Recorded information start

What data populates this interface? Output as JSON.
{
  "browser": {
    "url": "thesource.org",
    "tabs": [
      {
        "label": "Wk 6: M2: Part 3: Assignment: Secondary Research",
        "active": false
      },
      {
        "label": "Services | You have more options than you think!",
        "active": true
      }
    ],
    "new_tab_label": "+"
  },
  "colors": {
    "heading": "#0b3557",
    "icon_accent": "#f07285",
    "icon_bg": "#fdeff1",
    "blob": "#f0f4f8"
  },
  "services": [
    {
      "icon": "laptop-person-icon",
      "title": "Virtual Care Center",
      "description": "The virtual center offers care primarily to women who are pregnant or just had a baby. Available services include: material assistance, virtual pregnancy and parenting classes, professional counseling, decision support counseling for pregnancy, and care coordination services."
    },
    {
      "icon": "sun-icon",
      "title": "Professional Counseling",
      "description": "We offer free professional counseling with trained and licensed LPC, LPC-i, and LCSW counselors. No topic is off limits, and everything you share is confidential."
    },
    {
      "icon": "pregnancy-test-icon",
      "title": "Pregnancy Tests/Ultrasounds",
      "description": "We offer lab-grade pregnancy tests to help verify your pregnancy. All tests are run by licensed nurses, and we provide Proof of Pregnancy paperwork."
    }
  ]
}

Recorded information end

§ **Exercise prompt**
Restate each record word for word.

§ **Solved problem**
What data populates this interface? Output as JSON.
{
  "browser": {
    "url": "thesource.org",
    "tabs": [
      {
        "label": "Wk 6: M2: Part 3: Assignment: Secondary Research",
        "active": false
      },
      {
        "label": "Services | You have more options than you think!",
        "active": true
      }
    ],
    "new_tab_label": "+"
  },
  "colors": {
    "heading": "#0b3557",
    "icon_accent": "#f07285",
    "icon_bg": "#fdeff1",
    "blob": "#f0f4f8"
  },
  "services": [
    {
      "icon": "laptop-person-icon",
      "title": "Virtual Care Center",
      "description": "The virtual center offers care primarily to women who are pregnant or just had a baby. Available services include: material assistance, virtual pregnancy and parenting classes, professional counseling, decision support counseling for pregnancy, and care coordination services."
    },
    {
      "icon": "sun-icon",
      "title": "Professional Counseling",
      "description": "We offer free professional counseling with trained and licensed LPC, LPC-i, and LCSW counselors. No topic is off limits, and everything you share is confidential."
    },
    {
      "icon": "pregnancy-test-icon",
      "title": "Pregnancy Tests/Ultrasounds",
      "description": "We offer lab-grade pregnancy tests to help verify your pregnancy. All tests are run by licensed nurses, and we provide Proof of Pregnancy paperwork."
    }
  ]
}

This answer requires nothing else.